_TASK REQUIREMENTS_. Of the lines in this listing, how many contain the word "也许你会觉得"? Give the number and nothing else.
** START OF DATA TO USE **
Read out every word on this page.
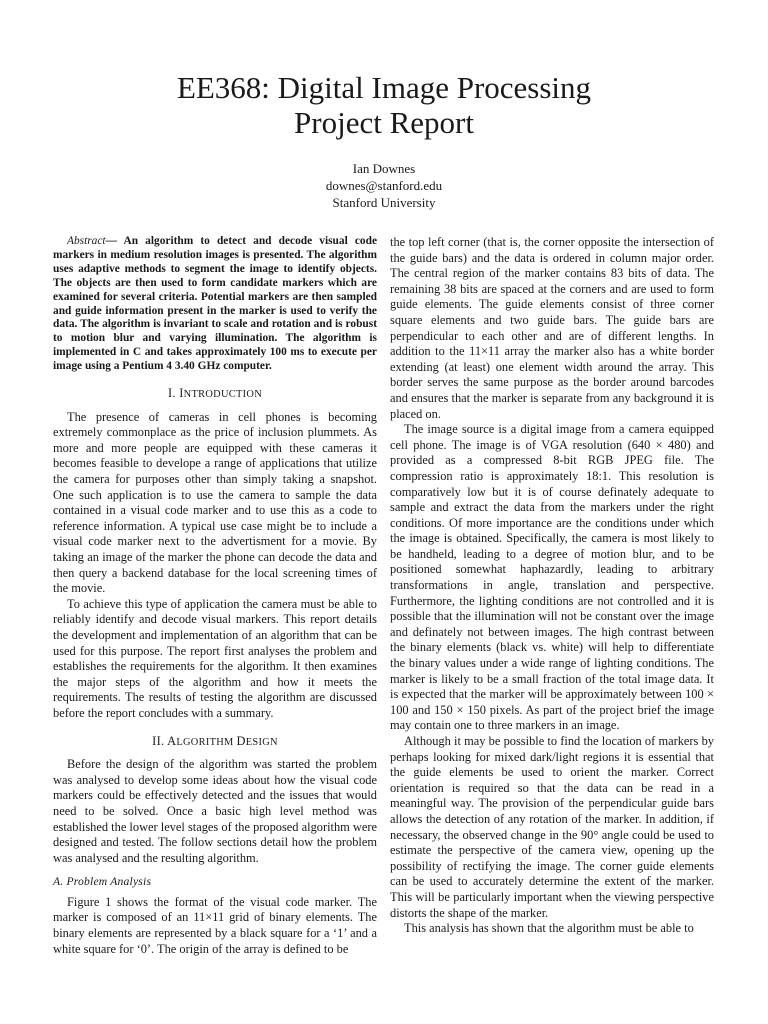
EE368: Digital Image Processing
Project Report
Ian Downes
downes@stanford.edu
Stanford University

Abstract— An algorithm to detect and decode visual code markers in medium resolution images is presented. The algorithm uses adaptive methods to segment the image to identify objects. The objects are then used to form candidate markers which are examined for several criteria. Potential markers are then sampled and guide information present in the marker is used to verify the data. The algorithm is invariant to scale and rotation and is robust to motion blur and varying illumination. The algorithm is implemented in C and takes approximately 100 ms to execute per image using a Pentium 4 3.40 GHz computer.

I. INTRODUCTION

The presence of cameras in cell phones is becoming extremely commonplace as the price of inclusion plummets. As more and more people are equipped with these cameras it becomes feasible to develope a range of applications that utilize the camera for purposes other than simply taking a snapshot. One such application is to use the camera to sample the data contained in a visual code marker and to use this as a code to reference information. A typical use case might be to include a visual code marker next to the advertisment for a movie. By taking an image of the marker the phone can decode the data and then query a backend database for the local screening times of the movie.

To achieve this type of application the camera must be able to reliably identify and decode visual markers. This report details the development and implementation of an algorithm that can be used for this purpose. The report first analyses the problem and establishes the requirements for the algorithm. It then examines the major steps of the algorithm and how it meets the requirements. The results of testing the algorithm are discussed before the report concludes with a summary.

II. ALGORITHM DESIGN

Before the design of the algorithm was started the problem was analysed to develop some ideas about how the visual code markers could be effectively detected and the issues that would need to be solved. Once a basic high level method was established the lower level stages of the proposed algorithm were designed and tested. The follow sections detail how the problem was analysed and the resulting algorithm.

A. Problem Analysis

Figure 1 shows the format of the visual code marker. The marker is composed of an 11×11 grid of binary elements. The binary elements are represented by a black square for a ‘1’ and a white square for ‘0’. The origin of the array is defined to be

the top left corner (that is, the corner opposite the intersection of the guide bars) and the data is ordered in column major order. The central region of the marker contains 83 bits of data. The remaining 38 bits are spaced at the corners and are used to form guide elements. The guide elements consist of three corner square elements and two guide bars. The guide bars are perpendicular to each other and are of different lengths. In addition to the 11×11 array the marker also has a white border extending (at least) one element width around the array. This border serves the same purpose as the border around barcodes and ensures that the marker is separate from any background it is placed on.

The image source is a digital image from a camera equipped cell phone. The image is of VGA resolution (640 × 480) and provided as a compressed 8-bit RGB JPEG file. The compression ratio is approximately 18:1. This resolution is comparatively low but it is of course definately adequate to sample and extract the data from the markers under the right conditions. Of more importance are the conditions under which the image is obtained. Specifically, the camera is most likely to be handheld, leading to a degree of motion blur, and to be positioned somewhat haphazardly, leading to arbitrary transformations in angle, translation and perspective. Furthermore, the lighting conditions are not controlled and it is possible that the illumination will not be constant over the image and definately not between images. The high contrast between the binary elements (black vs. white) will help to differentiate the binary values under a wide range of lighting conditions. The marker is likely to be a small fraction of the total image data. It is expected that the marker will be approximately between 100 × 100 and 150 × 150 pixels. As part of the project brief the image may contain one to three markers in an image.

Although it may be possible to find the location of markers by perhaps looking for mixed dark/light regions it is essential that the guide elements be used to orient the marker. Correct orientation is required so that the data can be read in a meaningful way. The provision of the perpendicular guide bars allows the detection of any rotation of the marker. In addition, if necessary, the observed change in the 90° angle could be used to estimate the perspective of the camera view, opening up the possibility of rectifying the image. The corner guide elements can be used to accurately determine the extent of the marker. This will be particularly important when the viewing perspective distorts the shape of the marker.

This analysis has shown that the algorithm must be able to
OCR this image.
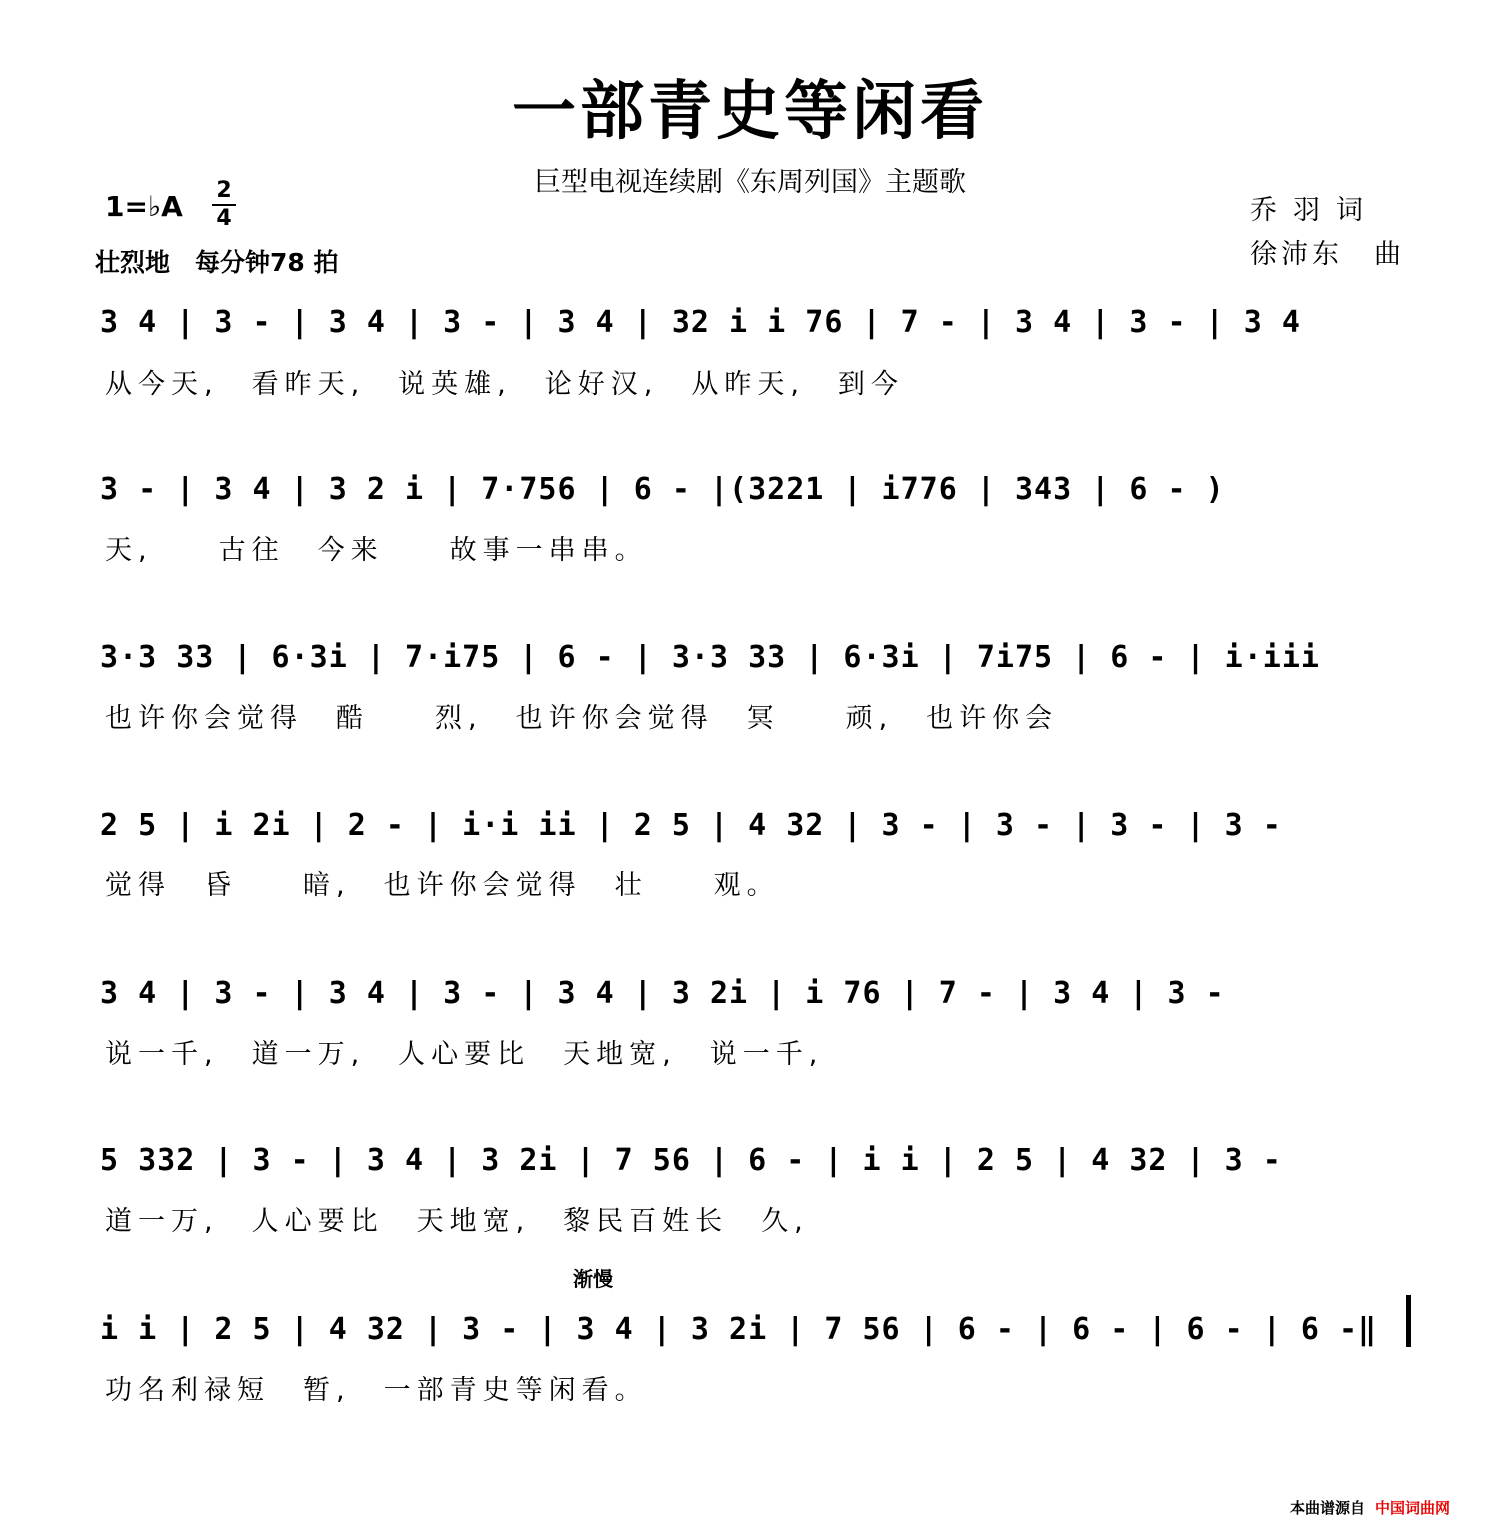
一部青史等闲看
巨型电视连续剧《东周列国》主题歌
1=♭A 2
4
壮烈地　每分钟78 拍
乔羽词
徐沛东　曲
3 4 | 3 - | 3 4 | 3 - | 3 4 | 32 i i 76 | 7 - | 3 4 | 3 - | 3 4
从今天,　看昨天,　说英雄,　论好汉,　从昨天,　到今
3 - | 3 4 | 3 2 i | 7·756 | 6 - |(3221 | i776 | 343 | 6 - )
天,　　古往　今来　　故事一串串。
3·3 33 | 6·3i | 7·i75 | 6 - | 3·3 33 | 6·3i | 7i75 | 6 - | i·iii
也许你会觉得　酷　　烈,　也许你会觉得　冥　　顽,　也许你会
2 5 | i 2i | 2 - | i·i ii | 2 5 | 4 32 | 3 - | 3 - | 3 - | 3 -
觉得　昏　　暗,　也许你会觉得　壮　　观。
3 4 | 3 - | 3 4 | 3 - | 3 4 | 3 2i | i 76 | 7 - | 3 4 | 3 -
说一千,　道一万,　人心要比　天地宽,　说一千,
5 332 | 3 - | 3 4 | 3 2i | 7 56 | 6 - | i i | 2 5 | 4 32 | 3 -
道一万,　人心要比　天地宽,　黎民百姓长　久,
渐慢
i i | 2 5 | 4 32 | 3 - | 3 4 | 3 2i | 7 56 | 6 - | 6 - | 6 - | 6 -‖
功名利禄短　暂,　一部青史等闲看。
本曲谱源自 中国词曲网
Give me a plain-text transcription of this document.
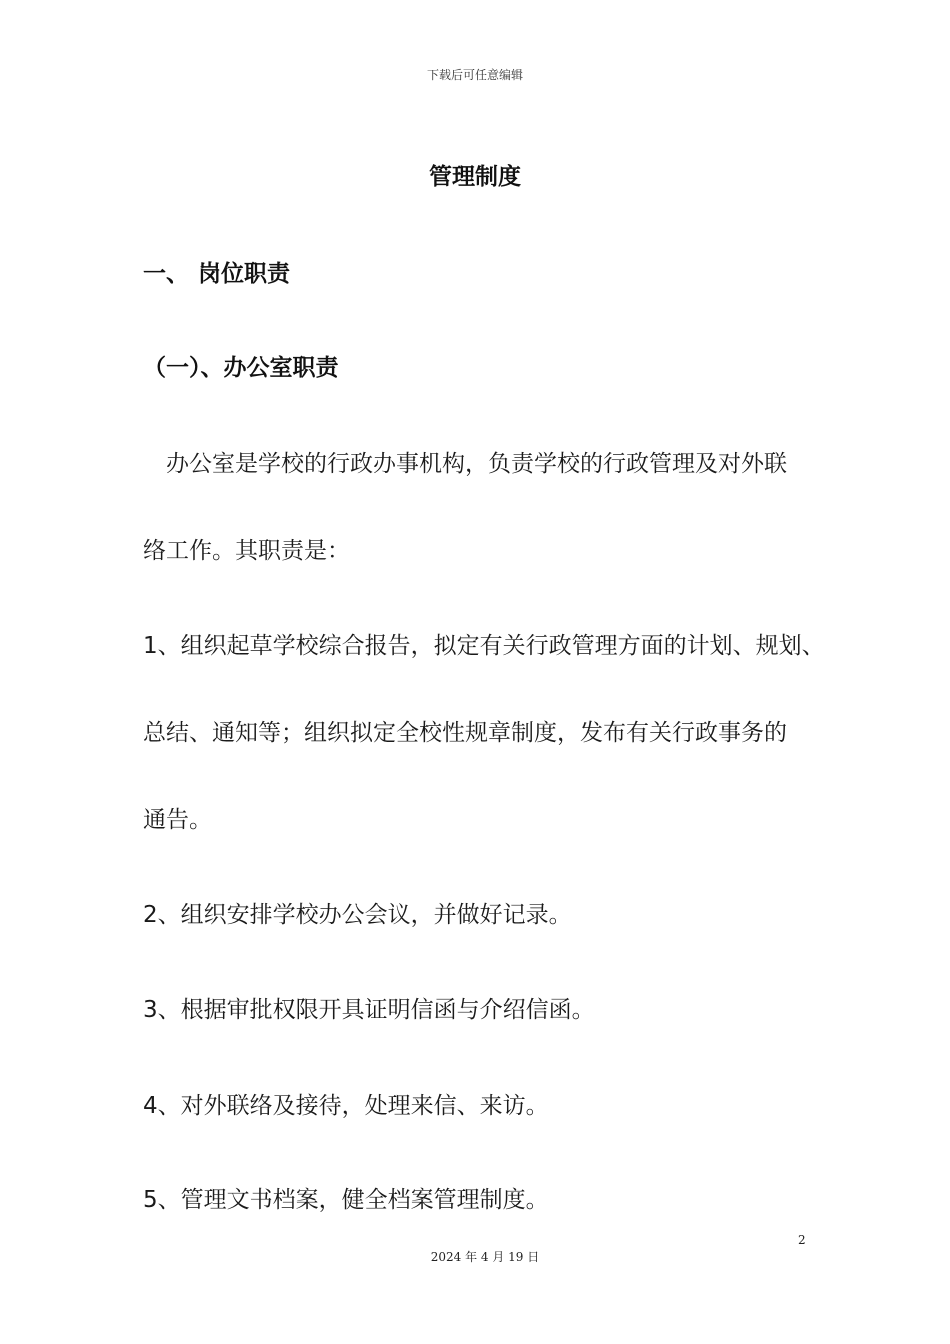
下载后可任意编辑
管理制度
一、 岗位职责
（一）、办公室职责
　办公室是学校的行政办事机构，负责学校的行政管理及对外联
络工作。其职责是：
1、组织起草学校综合报告，拟定有关行政管理方面的计划、规划、
总结、通知等；组织拟定全校性规章制度，发布有关行政事务的
通告。
2、组织安排学校办公会议，并做好记录。
3、根据审批权限开具证明信函与介绍信函。
4、对外联络及接待，处理来信、来访。
5、管理文书档案，健全档案管理制度。
2
2024 年 4 月 19 日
** END OF DATA TO USE **
_TASK RESULT_. 2